- _Written request_
Write every record out again exactly, and keep images out of it.

- _Data provided_
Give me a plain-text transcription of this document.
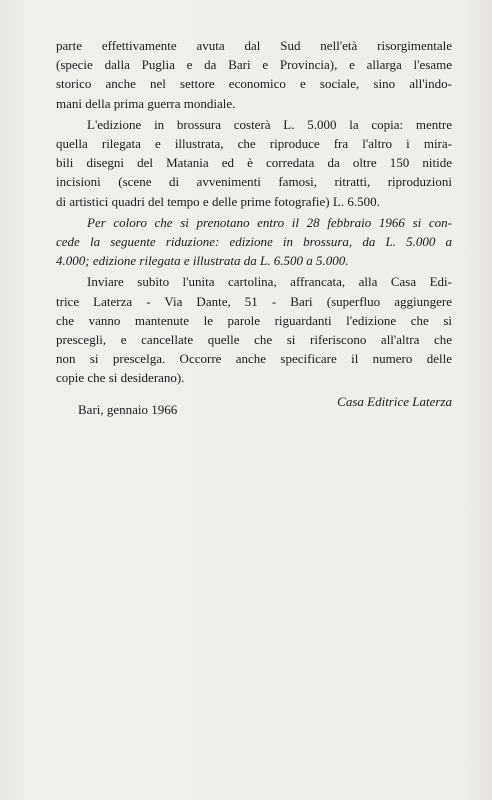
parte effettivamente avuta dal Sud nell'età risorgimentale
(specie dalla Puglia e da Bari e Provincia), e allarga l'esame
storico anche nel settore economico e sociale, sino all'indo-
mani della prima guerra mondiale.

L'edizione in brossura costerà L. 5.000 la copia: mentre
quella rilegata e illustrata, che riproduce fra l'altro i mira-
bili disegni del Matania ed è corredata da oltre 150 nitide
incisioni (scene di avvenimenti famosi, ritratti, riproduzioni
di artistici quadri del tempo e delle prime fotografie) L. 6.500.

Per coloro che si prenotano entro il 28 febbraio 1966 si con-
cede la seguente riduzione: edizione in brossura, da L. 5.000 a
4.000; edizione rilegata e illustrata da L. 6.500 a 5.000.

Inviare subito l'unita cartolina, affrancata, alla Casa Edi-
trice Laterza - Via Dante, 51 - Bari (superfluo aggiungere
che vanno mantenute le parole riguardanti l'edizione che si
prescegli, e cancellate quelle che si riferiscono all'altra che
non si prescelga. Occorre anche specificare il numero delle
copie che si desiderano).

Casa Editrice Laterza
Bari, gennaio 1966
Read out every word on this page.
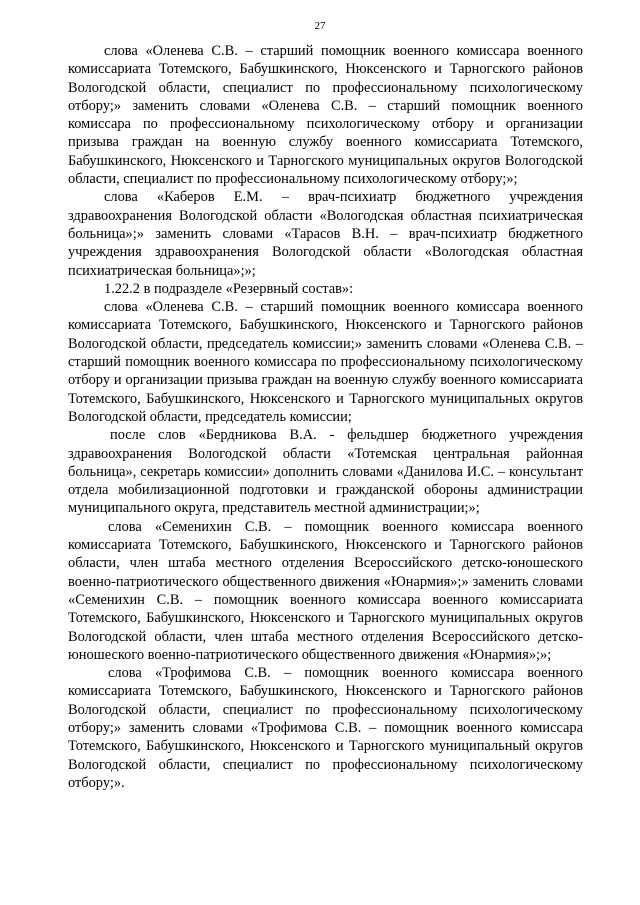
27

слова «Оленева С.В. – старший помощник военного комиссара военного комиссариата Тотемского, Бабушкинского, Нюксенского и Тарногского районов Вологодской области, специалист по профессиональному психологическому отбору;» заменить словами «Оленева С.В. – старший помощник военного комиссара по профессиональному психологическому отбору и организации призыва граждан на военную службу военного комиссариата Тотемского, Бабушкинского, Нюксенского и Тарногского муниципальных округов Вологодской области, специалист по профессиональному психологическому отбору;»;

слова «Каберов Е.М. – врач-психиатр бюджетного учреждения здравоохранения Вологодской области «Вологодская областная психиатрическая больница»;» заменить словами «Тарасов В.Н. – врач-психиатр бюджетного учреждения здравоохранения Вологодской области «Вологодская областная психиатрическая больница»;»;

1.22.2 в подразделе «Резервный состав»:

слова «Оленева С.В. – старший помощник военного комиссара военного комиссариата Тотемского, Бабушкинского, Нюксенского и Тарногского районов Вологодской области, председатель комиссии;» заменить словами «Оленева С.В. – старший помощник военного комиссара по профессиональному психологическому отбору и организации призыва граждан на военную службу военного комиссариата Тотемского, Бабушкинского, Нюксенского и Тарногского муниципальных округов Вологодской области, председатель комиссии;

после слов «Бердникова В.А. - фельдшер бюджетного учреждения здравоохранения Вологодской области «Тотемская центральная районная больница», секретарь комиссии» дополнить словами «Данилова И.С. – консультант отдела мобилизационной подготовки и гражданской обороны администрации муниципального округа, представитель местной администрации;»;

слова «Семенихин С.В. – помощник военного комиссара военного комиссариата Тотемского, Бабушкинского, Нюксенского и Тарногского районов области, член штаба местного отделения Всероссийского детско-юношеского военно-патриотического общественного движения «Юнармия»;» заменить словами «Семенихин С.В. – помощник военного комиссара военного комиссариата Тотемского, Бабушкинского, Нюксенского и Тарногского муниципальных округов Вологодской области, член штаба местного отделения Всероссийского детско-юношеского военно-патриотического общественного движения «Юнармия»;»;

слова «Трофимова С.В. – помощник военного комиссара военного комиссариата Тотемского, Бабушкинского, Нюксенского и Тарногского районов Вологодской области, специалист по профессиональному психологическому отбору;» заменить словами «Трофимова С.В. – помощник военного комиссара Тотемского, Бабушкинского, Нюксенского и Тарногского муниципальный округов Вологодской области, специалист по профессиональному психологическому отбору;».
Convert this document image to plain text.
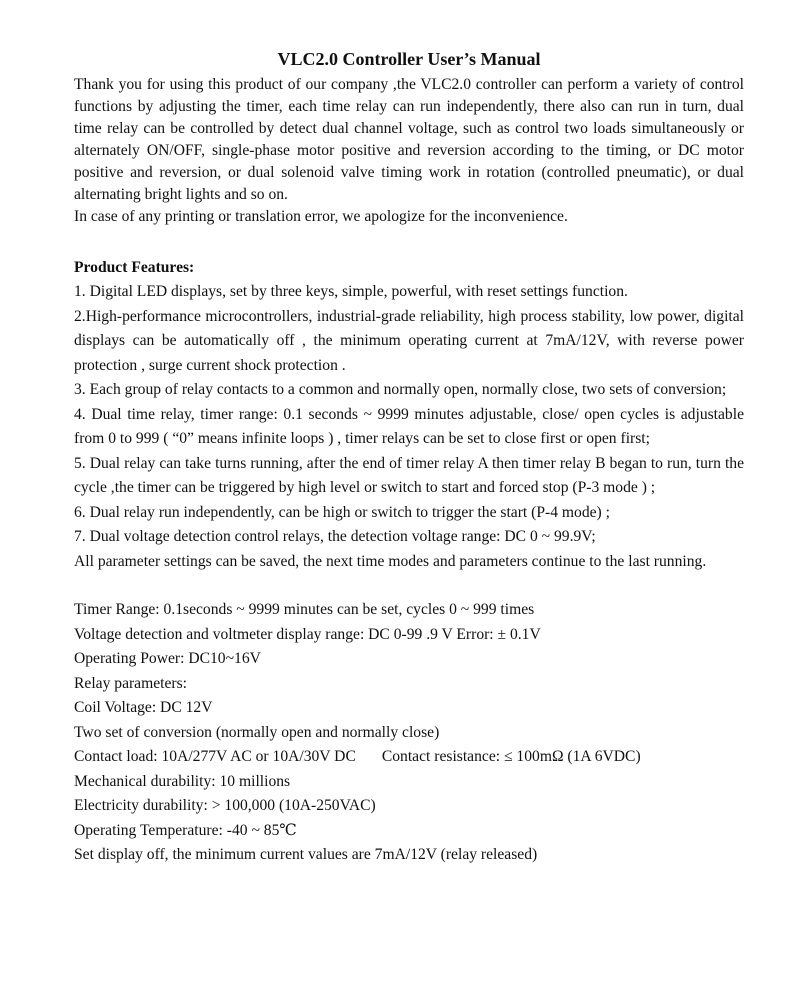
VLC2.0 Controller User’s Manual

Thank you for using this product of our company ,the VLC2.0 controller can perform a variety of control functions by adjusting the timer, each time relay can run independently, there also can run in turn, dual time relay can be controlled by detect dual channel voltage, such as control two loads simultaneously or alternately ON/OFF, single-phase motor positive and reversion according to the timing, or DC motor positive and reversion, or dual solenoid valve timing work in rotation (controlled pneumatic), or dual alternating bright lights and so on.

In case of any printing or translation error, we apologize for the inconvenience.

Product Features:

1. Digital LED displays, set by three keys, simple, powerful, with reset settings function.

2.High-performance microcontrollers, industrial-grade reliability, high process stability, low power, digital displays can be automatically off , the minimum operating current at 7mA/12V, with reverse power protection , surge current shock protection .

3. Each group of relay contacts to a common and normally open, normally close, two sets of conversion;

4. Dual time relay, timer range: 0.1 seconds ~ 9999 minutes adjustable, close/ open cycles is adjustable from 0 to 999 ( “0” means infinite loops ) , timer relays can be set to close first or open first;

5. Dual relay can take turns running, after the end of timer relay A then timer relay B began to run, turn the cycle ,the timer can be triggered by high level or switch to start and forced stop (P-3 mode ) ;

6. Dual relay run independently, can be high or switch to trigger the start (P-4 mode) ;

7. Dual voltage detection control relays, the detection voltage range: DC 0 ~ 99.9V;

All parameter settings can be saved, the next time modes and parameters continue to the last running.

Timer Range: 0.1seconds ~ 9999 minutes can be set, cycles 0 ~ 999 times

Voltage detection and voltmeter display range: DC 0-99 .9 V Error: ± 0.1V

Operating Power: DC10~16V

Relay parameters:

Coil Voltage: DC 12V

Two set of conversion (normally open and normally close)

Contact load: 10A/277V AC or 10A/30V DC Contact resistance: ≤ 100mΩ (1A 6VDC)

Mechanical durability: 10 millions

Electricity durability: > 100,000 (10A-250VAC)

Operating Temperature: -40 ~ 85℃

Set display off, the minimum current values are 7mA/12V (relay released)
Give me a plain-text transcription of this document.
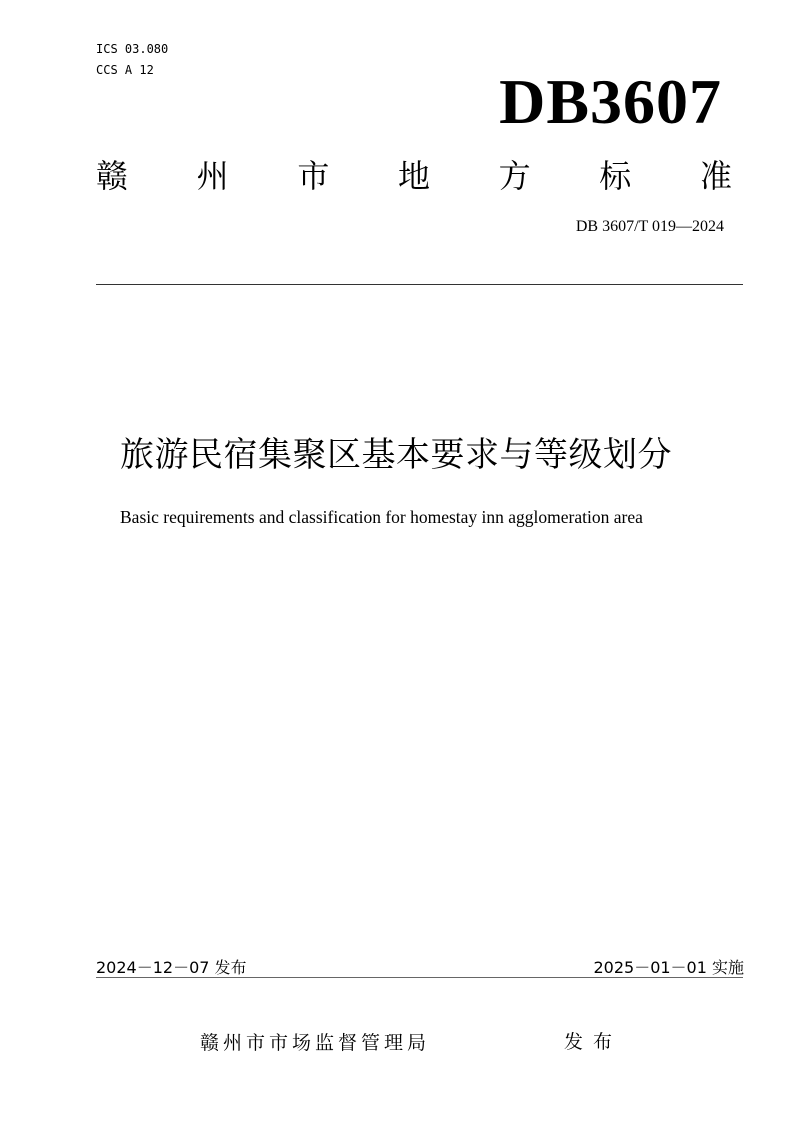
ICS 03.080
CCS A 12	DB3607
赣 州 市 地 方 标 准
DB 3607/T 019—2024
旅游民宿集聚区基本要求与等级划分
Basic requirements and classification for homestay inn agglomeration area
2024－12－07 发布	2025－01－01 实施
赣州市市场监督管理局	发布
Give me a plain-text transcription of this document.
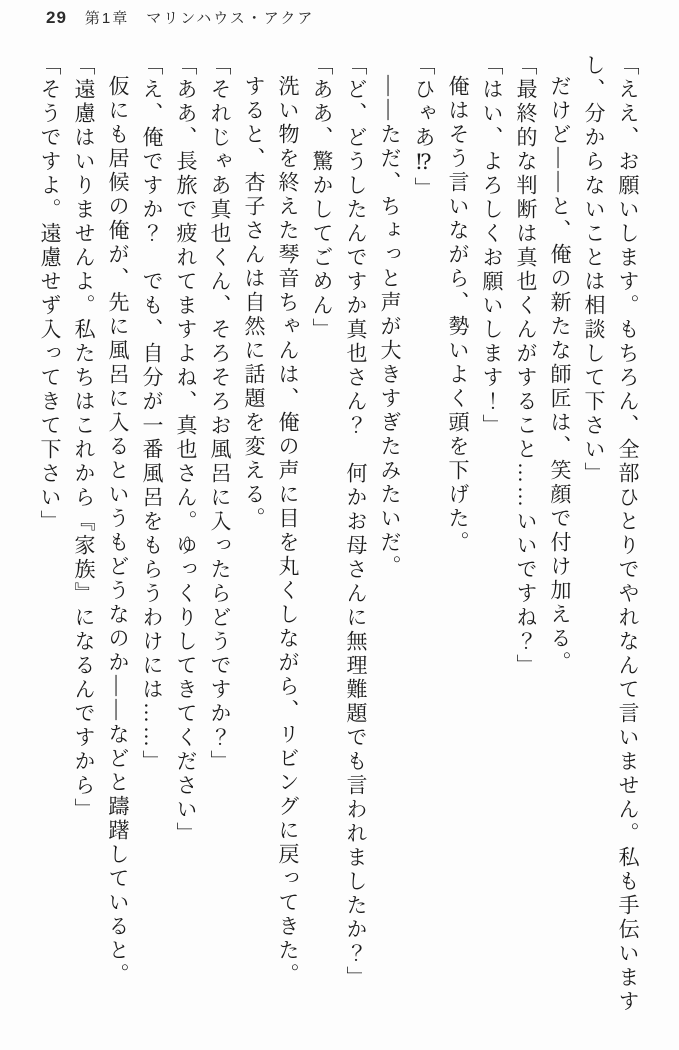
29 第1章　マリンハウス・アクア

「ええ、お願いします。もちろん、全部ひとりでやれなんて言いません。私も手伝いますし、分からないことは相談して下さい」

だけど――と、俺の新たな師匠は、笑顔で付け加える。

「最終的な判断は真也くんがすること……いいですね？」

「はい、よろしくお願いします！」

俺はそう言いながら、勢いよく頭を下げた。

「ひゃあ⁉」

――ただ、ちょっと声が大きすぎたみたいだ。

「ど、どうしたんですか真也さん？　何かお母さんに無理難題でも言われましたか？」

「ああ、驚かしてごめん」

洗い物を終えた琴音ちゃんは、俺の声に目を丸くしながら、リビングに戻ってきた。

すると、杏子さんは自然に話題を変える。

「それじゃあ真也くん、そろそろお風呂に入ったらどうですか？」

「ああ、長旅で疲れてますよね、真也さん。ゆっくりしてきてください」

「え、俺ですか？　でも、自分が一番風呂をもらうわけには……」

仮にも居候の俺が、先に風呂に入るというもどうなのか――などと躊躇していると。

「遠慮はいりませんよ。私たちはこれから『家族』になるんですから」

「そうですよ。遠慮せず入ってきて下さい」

- _Worked solution_
Give me a plain-text transcription of this document.
parte effettivamente avuta dal Sud nell'età risorgimentale
(specie dalla Puglia e da Bari e Provincia), e allarga l'esame
storico anche nel settore economico e sociale, sino all'indo-
mani della prima guerra mondiale.

L'edizione in brossura costerà L. 5.000 la copia: mentre
quella rilegata e illustrata, che riproduce fra l'altro i mira-
bili disegni del Matania ed è corredata da oltre 150 nitide
incisioni (scene di avvenimenti famosi, ritratti, riproduzioni
di artistici quadri del tempo e delle prime fotografie) L. 6.500.

Per coloro che si prenotano entro il 28 febbraio 1966 si con-
cede la seguente riduzione: edizione in brossura, da L. 5.000 a
4.000; edizione rilegata e illustrata da L. 6.500 a 5.000.

Inviare subito l'unita cartolina, affrancata, alla Casa Edi-
trice Laterza - Via Dante, 51 - Bari (superfluo aggiungere
che vanno mantenute le parole riguardanti l'edizione che si
prescegli, e cancellate quelle che si riferiscono all'altra che
non si prescelga. Occorre anche specificare il numero delle
copie che si desiderano).

Casa Editrice Laterza
Bari, gennaio 1966
Read out every word on this page.
27

слова «Оленева С.В. – старший помощник военного комиссара военного комиссариата Тотемского, Бабушкинского, Нюксенского и Тарногского районов Вологодской области, специалист по профессиональному психологическому отбору;» заменить словами «Оленева С.В. – старший помощник военного комиссара по профессиональному психологическому отбору и организации призыва граждан на военную службу военного комиссариата Тотемского, Бабушкинского, Нюксенского и Тарногского муниципальных округов Вологодской области, специалист по профессиональному психологическому отбору;»;

слова «Каберов Е.М. – врач-психиатр бюджетного учреждения здравоохранения Вологодской области «Вологодская областная психиатрическая больница»;» заменить словами «Тарасов В.Н. – врач-психиатр бюджетного учреждения здравоохранения Вологодской области «Вологодская областная психиатрическая больница»;»;

1.22.2 в подразделе «Резервный состав»:

слова «Оленева С.В. – старший помощник военного комиссара военного комиссариата Тотемского, Бабушкинского, Нюксенского и Тарногского районов Вологодской области, председатель комиссии;» заменить словами «Оленева С.В. – старший помощник военного комиссара по профессиональному психологическому отбору и организации призыва граждан на военную службу военного комиссариата Тотемского, Бабушкинского, Нюксенского и Тарногского муниципальных округов Вологодской области, председатель комиссии;

после слов «Бердникова В.А. - фельдшер бюджетного учреждения здравоохранения Вологодской области «Тотемская центральная районная больница», секретарь комиссии» дополнить словами «Данилова И.С. – консультант отдела мобилизационной подготовки и гражданской обороны администрации муниципального округа, представитель местной администрации;»;

слова «Семенихин С.В. – помощник военного комиссара военного комиссариата Тотемского, Бабушкинского, Нюксенского и Тарногского районов области, член штаба местного отделения Всероссийского детско-юношеского военно-патриотического общественного движения «Юнармия»;» заменить словами «Семенихин С.В. – помощник военного комиссара военного комиссариата Тотемского, Бабушкинского, Нюксенского и Тарногского муниципальных округов Вологодской области, член штаба местного отделения Всероссийского детско-юношеского военно-патриотического общественного движения «Юнармия»;»;

слова «Трофимова С.В. – помощник военного комиссара военного комиссариата Тотемского, Бабушкинского, Нюксенского и Тарногского районов Вологодской области, специалист по профессиональному психологическому отбору;» заменить словами «Трофимова С.В. – помощник военного комиссара Тотемского, Бабушкинского, Нюксенского и Тарногского муниципальный округов Вологодской области, специалист по профессиональному психологическому отбору;».
Convert this document image to plain text.
VLC2.0 Controller User’s Manual

Thank you for using this product of our company ,the VLC2.0 controller can perform a variety of control functions by adjusting the timer, each time relay can run independently, there also can run in turn, dual time relay can be controlled by detect dual channel voltage, such as control two loads simultaneously or alternately ON/OFF, single-phase motor positive and reversion according to the timing, or DC motor positive and reversion, or dual solenoid valve timing work in rotation (controlled pneumatic), or dual alternating bright lights and so on.

In case of any printing or translation error, we apologize for the inconvenience.

Product Features:

1. Digital LED displays, set by three keys, simple, powerful, with reset settings function.

2.High-performance microcontrollers, industrial-grade reliability, high process stability, low power, digital displays can be automatically off , the minimum operating current at 7mA/12V, with reverse power protection , surge current shock protection .

3. Each group of relay contacts to a common and normally open, normally close, two sets of conversion;

4. Dual time relay, timer range: 0.1 seconds ~ 9999 minutes adjustable, close/ open cycles is adjustable from 0 to 999 ( “0” means infinite loops ) , timer relays can be set to close first or open first;

5. Dual relay can take turns running, after the end of timer relay A then timer relay B began to run, turn the cycle ,the timer can be triggered by high level or switch to start and forced stop (P-3 mode ) ;

6. Dual relay run independently, can be high or switch to trigger the start (P-4 mode) ;

7. Dual voltage detection control relays, the detection voltage range: DC 0 ~ 99.9V;

All parameter settings can be saved, the next time modes and parameters continue to the last running.

Timer Range: 0.1seconds ~ 9999 minutes can be set, cycles 0 ~ 999 times

Voltage detection and voltmeter display range: DC 0-99 .9 V Error: ± 0.1V

Operating Power: DC10~16V

Relay parameters:

Coil Voltage: DC 12V

Two set of conversion (normally open and normally close)

Contact load: 10A/277V AC or 10A/30V DC Contact resistance: ≤ 100mΩ (1A 6VDC)

Mechanical durability: 10 millions

Electricity durability: > 100,000 (10A-250VAC)

Operating Temperature: -40 ~ 85℃

Set display off, the minimum current values are 7mA/12V (relay released)
Give me a plain-text transcription of this document.
ICS 03.080
CCS A 12	DB3607
赣 州 市 地 方 标 准
DB 3607/T 019—2024
旅游民宿集聚区基本要求与等级划分
Basic requirements and classification for homestay inn agglomeration area
2024－12－07 发布	2025－01－01 实施
赣州市市场监督管理局	发布
Give me a plain-text transcription of this document.
29 第1章　マリンハウス・アクア

「ええ、お願いします。もちろん、全部ひとりでやれなんて言いません。私も手伝いますし、分からないことは相談して下さい」

だけど――と、俺の新たな師匠は、笑顔で付け加える。

「最終的な判断は真也くんがすること……いいですね？」

「はい、よろしくお願いします！」

俺はそう言いながら、勢いよく頭を下げた。

「ひゃあ⁉」

――ただ、ちょっと声が大きすぎたみたいだ。

「ど、どうしたんですか真也さん？　何かお母さんに無理難題でも言われましたか？」

「ああ、驚かしてごめん」

洗い物を終えた琴音ちゃんは、俺の声に目を丸くしながら、リビングに戻ってきた。

すると、杏子さんは自然に話題を変える。

「それじゃあ真也くん、そろそろお風呂に入ったらどうですか？」

「ああ、長旅で疲れてますよね、真也さん。ゆっくりしてきてください」

「え、俺ですか？　でも、自分が一番風呂をもらうわけには……」

仮にも居候の俺が、先に風呂に入るというもどうなのか――などと躊躇していると。

「遠慮はいりませんよ。私たちはこれから『家族』になるんですから」

「そうですよ。遠慮せず入ってきて下さい」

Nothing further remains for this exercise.